--- Start ---

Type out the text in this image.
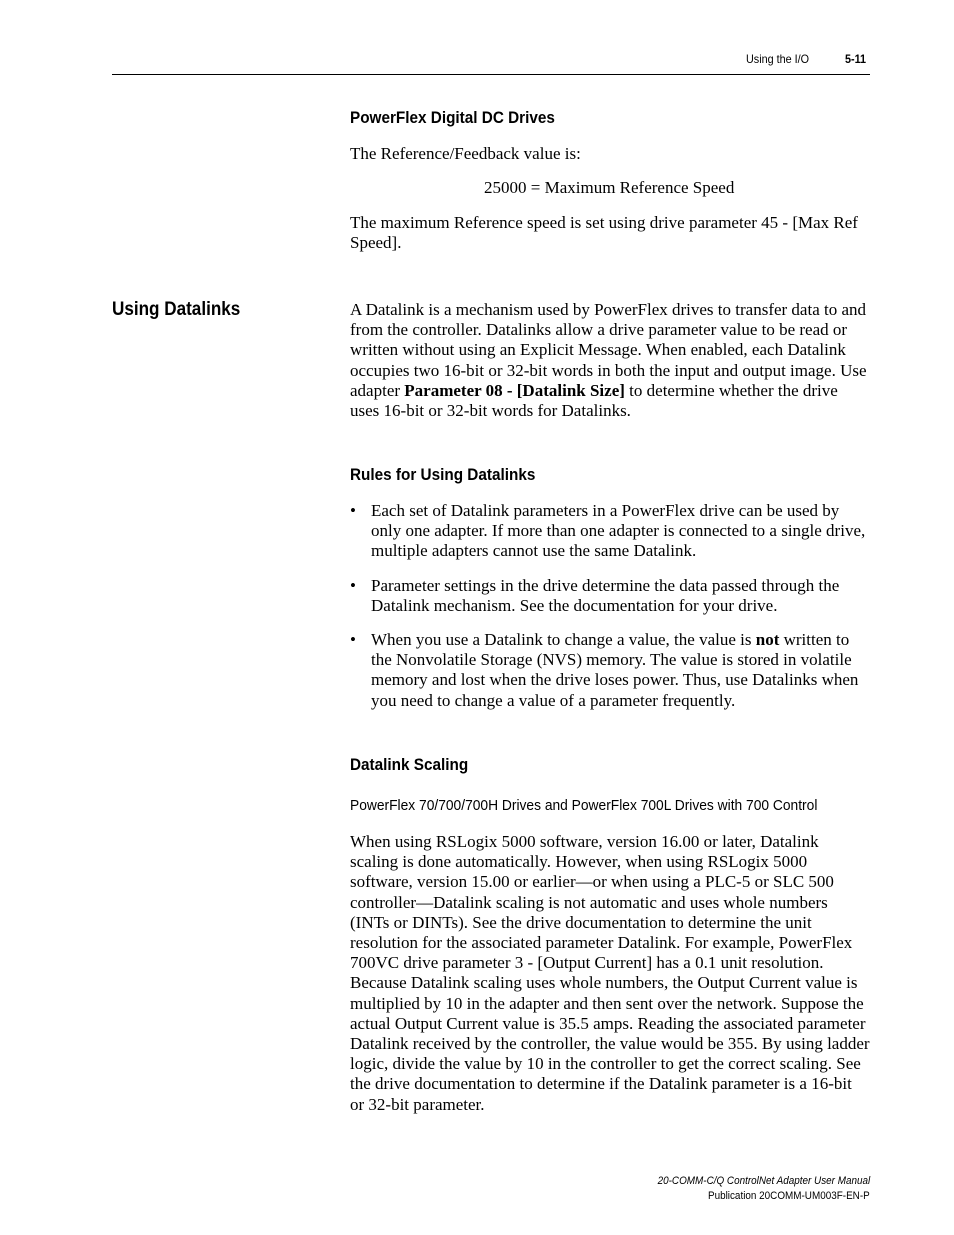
Using the I/O	5-11
PowerFlex Digital DC Drives
The Reference/Feedback value is:
25000 = Maximum Reference Speed
The maximum Reference speed is set using drive parameter 45 - [Max Ref Speed].
Using Datalinks	A Datalink is a mechanism used by PowerFlex drives to transfer data to and from the controller. Datalinks allow a drive parameter value to be read or written without using an Explicit Message. When enabled, each Datalink occupies two 16-bit or 32-bit words in both the input and output image. Use adapter Parameter 08 - [Datalink Size] to determine whether the drive uses 16-bit or 32-bit words for Datalinks.
Rules for Using Datalinks
• Each set of Datalink parameters in a PowerFlex drive can be used by only one adapter. If more than one adapter is connected to a single drive, multiple adapters cannot use the same Datalink.
• Parameter settings in the drive determine the data passed through the Datalink mechanism. See the documentation for your drive.
• When you use a Datalink to change a value, the value is not written to the Nonvolatile Storage (NVS) memory. The value is stored in volatile memory and lost when the drive loses power. Thus, use Datalinks when you need to change a value of a parameter frequently.
Datalink Scaling
PowerFlex 70/700/700H Drives and PowerFlex 700L Drives with 700 Control
When using RSLogix 5000 software, version 16.00 or later, Datalink scaling is done automatically. However, when using RSLogix 5000 software, version 15.00 or earlier—or when using a PLC-5 or SLC 500 controller—Datalink scaling is not automatic and uses whole numbers (INTs or DINTs). See the drive documentation to determine the unit resolution for the associated parameter Datalink. For example, PowerFlex 700VC drive parameter 3 - [Output Current] has a 0.1 unit resolution. Because Datalink scaling uses whole numbers, the Output Current value is multiplied by 10 in the adapter and then sent over the network. Suppose the actual Output Current value is 35.5 amps. Reading the associated parameter Datalink received by the controller, the value would be 355. By using ladder logic, divide the value by 10 in the controller to get the correct scaling. See the drive documentation to determine if the Datalink parameter is a 16-bit or 32-bit parameter.
20-COMM-C/Q ControlNet Adapter User Manual
Publication 20COMM-UM003F-EN-P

--- End ---

Copy all lines in the listing above where the string "Reference" appears.

[Written solution]
The Reference/Feedback value is:
25000 = Maximum Reference Speed
The maximum Reference speed is set using drive parameter 45 - [Max Ref Speed].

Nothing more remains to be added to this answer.